(Dataset rows)
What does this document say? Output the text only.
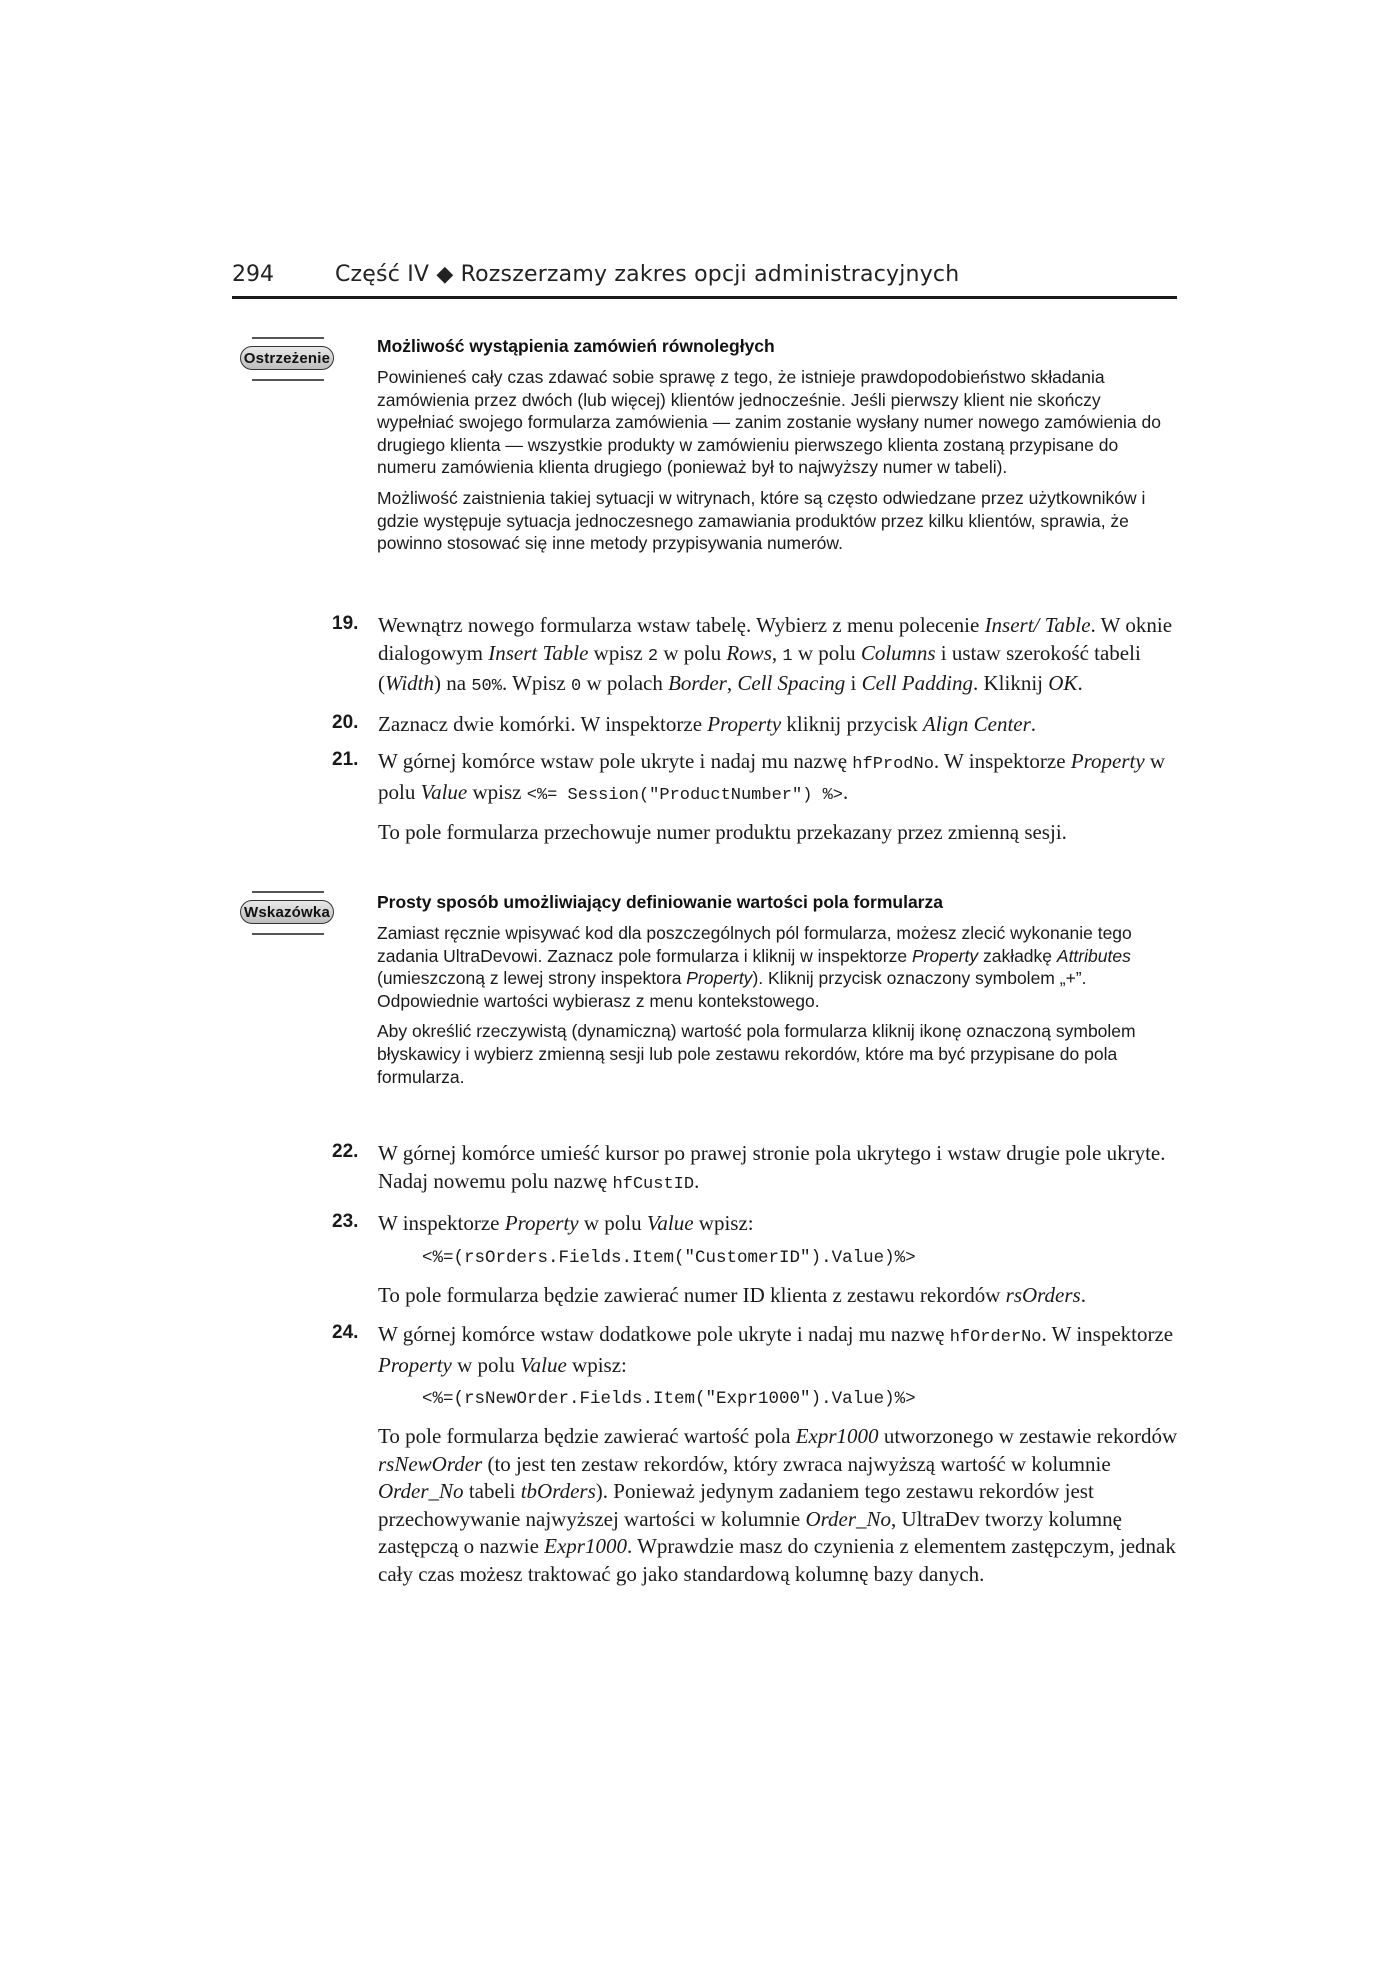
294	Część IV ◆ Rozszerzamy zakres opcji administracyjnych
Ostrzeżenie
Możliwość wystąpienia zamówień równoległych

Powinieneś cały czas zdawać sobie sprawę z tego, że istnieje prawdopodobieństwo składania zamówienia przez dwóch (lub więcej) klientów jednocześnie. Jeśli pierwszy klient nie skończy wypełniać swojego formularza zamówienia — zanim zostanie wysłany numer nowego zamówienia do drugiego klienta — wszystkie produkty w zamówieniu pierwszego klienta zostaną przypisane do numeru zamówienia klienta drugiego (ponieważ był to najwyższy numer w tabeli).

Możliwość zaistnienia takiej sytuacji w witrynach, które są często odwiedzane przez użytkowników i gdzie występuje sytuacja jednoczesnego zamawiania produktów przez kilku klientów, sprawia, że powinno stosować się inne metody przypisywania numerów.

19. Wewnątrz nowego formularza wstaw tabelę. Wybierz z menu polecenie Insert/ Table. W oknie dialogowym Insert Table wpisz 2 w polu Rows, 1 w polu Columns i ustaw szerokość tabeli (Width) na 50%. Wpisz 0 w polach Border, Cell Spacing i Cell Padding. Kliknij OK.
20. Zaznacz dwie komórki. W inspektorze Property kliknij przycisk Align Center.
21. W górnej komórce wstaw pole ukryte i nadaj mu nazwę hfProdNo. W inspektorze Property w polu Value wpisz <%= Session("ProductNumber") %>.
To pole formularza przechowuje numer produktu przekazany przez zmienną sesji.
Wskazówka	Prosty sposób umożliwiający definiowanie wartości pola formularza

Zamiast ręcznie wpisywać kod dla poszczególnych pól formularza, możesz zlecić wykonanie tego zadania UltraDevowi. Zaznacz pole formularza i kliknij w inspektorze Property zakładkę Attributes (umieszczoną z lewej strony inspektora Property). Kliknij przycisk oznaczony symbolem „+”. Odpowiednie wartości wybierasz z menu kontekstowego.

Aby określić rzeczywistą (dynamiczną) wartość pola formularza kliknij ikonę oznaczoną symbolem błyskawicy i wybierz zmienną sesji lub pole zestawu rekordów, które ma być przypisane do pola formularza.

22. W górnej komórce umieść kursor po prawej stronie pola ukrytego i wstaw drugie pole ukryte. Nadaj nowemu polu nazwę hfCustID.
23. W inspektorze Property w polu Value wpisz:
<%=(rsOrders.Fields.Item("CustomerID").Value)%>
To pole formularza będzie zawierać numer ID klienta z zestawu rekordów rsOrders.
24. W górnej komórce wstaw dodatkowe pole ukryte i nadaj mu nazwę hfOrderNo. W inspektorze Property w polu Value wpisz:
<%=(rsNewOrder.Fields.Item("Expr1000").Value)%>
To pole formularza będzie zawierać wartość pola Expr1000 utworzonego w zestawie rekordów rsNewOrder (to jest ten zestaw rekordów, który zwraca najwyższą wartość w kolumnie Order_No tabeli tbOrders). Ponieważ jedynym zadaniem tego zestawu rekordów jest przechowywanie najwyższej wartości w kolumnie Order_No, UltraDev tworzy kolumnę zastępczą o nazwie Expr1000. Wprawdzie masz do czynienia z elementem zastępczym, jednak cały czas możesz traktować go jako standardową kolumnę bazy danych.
==
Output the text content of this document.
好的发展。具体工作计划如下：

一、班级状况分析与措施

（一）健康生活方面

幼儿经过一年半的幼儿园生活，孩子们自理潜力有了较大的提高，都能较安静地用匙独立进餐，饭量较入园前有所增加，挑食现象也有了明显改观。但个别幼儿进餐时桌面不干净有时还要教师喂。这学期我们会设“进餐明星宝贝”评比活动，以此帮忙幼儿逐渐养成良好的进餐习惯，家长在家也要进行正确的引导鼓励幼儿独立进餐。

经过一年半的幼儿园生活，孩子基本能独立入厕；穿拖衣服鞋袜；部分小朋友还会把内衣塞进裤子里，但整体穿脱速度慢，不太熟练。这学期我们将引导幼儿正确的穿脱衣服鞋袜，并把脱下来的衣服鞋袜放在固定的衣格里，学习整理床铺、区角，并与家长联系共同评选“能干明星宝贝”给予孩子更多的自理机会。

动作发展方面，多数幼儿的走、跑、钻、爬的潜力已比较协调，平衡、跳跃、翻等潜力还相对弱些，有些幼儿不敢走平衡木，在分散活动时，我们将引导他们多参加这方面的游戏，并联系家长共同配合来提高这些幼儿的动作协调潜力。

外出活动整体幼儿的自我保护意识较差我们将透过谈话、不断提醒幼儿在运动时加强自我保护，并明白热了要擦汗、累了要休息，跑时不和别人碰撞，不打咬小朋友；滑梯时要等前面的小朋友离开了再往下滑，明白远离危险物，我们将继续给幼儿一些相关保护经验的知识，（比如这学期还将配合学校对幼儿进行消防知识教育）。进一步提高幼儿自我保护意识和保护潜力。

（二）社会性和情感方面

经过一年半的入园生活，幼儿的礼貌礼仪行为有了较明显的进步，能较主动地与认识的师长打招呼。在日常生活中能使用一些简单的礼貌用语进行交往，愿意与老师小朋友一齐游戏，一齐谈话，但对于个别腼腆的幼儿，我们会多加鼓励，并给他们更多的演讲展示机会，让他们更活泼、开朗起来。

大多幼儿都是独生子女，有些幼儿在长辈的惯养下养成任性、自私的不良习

■ **Instructions to follow**
Pick out the lines containing the word "rsOrders" and show them.

■ **Result of the exercise**
<%=(rsOrders.Fields.Item("CustomerID").Value)%>
To pole formularza będzie zawierać numer ID klienta z zestawu rekordów rsOrders.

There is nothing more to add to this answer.